[Collection entries]
+++++

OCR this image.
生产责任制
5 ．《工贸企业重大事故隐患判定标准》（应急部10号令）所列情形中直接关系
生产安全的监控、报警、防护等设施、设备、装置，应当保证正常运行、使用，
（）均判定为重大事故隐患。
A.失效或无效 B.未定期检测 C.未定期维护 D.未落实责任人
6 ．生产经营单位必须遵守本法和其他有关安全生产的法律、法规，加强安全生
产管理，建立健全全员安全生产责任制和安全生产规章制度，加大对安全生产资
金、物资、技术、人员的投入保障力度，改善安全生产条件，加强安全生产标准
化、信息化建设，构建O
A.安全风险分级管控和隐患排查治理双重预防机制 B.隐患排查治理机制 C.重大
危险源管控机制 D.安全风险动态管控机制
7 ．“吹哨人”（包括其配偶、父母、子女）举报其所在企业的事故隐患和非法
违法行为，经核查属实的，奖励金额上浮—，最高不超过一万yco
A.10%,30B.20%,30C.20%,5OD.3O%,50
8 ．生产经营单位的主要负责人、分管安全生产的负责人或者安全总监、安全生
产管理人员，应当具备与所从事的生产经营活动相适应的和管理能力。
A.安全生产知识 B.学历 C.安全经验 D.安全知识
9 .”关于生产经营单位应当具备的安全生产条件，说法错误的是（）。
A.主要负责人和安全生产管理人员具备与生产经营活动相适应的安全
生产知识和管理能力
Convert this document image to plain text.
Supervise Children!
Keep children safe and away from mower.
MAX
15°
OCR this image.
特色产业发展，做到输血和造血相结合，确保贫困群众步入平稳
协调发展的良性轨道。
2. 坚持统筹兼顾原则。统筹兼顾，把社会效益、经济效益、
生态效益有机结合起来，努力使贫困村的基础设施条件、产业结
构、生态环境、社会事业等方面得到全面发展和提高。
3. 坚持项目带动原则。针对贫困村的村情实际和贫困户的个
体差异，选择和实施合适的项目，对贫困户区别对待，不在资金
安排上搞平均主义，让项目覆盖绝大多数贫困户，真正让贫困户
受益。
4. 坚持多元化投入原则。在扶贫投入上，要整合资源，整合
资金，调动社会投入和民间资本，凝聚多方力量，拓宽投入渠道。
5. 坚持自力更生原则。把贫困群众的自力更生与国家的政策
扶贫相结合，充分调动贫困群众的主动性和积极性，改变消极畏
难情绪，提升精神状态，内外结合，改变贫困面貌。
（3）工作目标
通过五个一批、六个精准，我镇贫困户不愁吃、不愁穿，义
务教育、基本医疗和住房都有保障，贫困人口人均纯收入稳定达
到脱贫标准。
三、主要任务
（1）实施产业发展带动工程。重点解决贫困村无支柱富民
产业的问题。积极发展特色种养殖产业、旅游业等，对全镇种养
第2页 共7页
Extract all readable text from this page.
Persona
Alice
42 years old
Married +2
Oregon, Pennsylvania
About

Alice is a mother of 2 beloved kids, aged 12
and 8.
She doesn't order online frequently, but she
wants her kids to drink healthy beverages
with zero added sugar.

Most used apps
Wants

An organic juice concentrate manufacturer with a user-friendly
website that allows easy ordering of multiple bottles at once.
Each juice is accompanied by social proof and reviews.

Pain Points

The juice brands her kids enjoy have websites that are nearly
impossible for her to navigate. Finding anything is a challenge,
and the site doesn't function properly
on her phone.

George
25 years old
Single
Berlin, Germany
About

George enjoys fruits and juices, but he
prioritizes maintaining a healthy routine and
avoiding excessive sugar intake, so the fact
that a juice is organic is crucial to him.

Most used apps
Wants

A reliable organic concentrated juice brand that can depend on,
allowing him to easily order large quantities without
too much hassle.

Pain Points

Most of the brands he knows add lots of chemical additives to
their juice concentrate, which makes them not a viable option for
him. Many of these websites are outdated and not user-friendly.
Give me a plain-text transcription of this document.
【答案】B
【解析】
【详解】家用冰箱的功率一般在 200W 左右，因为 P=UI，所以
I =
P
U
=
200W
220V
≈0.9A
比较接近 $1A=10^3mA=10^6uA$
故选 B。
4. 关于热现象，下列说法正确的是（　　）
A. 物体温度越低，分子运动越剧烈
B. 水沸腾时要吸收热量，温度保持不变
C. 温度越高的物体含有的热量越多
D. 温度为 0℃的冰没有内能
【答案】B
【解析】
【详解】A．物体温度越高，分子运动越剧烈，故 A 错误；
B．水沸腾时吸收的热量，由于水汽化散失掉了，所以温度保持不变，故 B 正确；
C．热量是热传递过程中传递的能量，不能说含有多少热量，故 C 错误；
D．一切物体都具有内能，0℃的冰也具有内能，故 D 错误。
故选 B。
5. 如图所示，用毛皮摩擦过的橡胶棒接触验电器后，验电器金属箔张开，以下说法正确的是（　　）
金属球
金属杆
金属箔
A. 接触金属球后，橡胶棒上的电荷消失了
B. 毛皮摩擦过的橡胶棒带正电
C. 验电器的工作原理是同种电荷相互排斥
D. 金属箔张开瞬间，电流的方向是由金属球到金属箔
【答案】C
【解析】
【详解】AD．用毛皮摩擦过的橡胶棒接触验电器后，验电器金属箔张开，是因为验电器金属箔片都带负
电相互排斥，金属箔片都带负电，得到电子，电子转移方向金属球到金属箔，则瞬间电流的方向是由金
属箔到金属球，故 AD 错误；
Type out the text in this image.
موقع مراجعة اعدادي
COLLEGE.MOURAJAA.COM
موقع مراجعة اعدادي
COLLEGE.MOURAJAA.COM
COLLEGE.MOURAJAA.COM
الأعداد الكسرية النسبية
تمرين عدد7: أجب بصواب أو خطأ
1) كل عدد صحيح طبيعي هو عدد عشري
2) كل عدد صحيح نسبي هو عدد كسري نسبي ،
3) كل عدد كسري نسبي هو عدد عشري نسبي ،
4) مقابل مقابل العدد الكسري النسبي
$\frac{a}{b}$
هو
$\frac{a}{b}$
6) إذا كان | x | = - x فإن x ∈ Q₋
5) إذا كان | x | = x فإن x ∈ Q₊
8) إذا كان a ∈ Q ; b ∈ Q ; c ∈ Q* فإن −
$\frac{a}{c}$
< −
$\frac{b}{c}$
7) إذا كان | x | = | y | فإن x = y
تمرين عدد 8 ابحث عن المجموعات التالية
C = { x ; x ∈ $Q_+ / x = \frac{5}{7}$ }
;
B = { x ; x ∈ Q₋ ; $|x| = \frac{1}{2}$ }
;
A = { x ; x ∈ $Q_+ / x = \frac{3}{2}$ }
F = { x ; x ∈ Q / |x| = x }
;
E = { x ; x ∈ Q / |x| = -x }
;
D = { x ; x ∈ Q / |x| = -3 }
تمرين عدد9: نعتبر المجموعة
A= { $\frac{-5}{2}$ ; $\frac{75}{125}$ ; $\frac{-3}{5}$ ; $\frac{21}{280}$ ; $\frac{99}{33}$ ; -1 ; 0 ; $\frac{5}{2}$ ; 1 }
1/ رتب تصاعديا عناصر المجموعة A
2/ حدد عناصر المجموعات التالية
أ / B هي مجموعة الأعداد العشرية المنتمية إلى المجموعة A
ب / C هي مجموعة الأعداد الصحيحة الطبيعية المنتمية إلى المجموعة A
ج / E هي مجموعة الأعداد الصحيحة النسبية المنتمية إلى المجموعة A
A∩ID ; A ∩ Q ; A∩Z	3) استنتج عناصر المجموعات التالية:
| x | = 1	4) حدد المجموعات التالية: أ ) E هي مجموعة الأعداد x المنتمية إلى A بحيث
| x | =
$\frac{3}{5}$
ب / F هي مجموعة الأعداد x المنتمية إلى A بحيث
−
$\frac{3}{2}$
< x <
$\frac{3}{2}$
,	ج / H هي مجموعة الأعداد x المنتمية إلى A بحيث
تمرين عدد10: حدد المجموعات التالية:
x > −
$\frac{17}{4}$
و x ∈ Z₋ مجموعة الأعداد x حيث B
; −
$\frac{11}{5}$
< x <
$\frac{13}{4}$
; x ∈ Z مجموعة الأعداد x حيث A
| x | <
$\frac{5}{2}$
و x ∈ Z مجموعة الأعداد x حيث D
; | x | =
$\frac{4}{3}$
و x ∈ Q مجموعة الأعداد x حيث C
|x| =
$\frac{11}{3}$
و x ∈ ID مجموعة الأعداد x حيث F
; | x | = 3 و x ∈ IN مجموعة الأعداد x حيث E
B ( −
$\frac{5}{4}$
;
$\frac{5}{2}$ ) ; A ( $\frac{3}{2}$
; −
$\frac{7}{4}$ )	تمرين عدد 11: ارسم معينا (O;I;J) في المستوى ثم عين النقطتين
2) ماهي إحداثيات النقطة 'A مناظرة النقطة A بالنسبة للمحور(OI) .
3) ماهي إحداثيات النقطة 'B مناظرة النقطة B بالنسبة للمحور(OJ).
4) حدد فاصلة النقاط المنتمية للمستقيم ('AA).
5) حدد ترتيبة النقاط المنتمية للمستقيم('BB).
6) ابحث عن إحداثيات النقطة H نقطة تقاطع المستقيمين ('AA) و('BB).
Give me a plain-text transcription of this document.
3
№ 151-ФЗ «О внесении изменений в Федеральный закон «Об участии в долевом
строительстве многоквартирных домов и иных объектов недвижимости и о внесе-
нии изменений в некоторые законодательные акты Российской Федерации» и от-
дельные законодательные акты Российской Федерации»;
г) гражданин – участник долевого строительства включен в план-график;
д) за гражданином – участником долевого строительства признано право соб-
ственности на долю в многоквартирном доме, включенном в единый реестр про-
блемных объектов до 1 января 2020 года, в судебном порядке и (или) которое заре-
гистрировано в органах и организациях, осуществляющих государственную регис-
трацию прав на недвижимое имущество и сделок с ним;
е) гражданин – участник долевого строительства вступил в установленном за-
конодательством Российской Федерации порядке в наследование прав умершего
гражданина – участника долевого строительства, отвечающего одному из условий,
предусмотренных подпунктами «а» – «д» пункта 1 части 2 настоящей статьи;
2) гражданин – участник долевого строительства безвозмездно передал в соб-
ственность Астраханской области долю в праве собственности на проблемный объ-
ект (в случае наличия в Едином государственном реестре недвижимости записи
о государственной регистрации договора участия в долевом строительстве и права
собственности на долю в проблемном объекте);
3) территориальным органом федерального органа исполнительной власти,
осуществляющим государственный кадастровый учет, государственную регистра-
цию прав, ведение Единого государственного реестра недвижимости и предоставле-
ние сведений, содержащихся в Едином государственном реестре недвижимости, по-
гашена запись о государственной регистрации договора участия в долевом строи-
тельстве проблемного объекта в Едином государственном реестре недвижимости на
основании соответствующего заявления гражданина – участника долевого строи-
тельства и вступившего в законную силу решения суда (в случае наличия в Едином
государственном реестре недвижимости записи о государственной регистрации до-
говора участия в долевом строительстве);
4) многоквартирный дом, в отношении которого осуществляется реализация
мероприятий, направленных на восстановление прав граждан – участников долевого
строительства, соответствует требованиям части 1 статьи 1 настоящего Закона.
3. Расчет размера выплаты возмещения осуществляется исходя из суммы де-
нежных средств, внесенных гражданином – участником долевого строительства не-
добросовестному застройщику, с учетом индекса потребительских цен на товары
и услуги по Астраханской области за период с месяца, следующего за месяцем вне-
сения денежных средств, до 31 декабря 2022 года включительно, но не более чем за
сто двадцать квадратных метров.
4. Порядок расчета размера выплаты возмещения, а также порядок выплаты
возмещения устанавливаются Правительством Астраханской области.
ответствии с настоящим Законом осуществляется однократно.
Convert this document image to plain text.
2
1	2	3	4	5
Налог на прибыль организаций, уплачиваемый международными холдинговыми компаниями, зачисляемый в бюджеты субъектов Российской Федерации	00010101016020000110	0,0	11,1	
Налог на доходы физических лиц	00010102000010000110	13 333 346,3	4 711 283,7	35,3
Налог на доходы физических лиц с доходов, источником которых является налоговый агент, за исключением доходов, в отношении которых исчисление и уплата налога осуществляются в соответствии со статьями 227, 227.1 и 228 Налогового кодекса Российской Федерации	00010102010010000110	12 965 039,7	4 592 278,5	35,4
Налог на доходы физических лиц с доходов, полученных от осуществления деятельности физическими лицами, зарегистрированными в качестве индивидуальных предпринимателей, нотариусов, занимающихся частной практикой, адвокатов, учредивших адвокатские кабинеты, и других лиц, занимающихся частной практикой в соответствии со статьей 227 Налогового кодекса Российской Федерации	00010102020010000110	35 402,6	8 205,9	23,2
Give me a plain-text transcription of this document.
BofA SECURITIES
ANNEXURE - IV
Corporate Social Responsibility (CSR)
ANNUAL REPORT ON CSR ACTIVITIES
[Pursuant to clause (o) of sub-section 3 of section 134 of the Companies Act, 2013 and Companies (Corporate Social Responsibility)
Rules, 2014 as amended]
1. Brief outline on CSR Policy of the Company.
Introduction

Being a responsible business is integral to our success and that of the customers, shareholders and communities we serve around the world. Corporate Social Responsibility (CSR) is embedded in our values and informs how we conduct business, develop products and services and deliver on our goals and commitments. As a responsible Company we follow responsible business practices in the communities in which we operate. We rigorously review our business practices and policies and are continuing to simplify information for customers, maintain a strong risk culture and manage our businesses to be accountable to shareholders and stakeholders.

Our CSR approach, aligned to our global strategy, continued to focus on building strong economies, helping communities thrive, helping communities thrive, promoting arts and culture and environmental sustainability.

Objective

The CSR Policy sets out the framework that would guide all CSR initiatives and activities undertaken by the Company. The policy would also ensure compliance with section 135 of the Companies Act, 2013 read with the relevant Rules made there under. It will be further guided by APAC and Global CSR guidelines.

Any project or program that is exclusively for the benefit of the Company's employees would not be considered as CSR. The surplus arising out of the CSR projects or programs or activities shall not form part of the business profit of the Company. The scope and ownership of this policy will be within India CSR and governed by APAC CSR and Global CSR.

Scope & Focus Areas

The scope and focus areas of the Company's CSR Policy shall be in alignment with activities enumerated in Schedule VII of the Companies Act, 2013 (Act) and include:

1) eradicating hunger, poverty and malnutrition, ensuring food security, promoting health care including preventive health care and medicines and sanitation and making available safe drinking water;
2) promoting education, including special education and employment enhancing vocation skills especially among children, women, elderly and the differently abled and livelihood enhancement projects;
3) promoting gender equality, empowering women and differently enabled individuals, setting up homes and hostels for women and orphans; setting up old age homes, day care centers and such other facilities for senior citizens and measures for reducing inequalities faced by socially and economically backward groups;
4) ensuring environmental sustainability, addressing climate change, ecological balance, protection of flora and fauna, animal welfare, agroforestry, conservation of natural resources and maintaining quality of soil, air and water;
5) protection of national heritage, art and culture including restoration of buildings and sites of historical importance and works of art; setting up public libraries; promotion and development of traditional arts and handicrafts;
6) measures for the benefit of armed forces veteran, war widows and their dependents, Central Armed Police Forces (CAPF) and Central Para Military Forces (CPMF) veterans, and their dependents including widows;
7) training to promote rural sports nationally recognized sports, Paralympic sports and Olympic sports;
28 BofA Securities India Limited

+++++

→ **Task to carry out**
Pull out all lines in the data above that include "статьи".

→ **Full solution**
предусмотренных подпунктами «а» – «д» пункта 1 части 2 настоящей статьи;
строительства, соответствует требованиям части 1 статьи 1 настоящего Закона.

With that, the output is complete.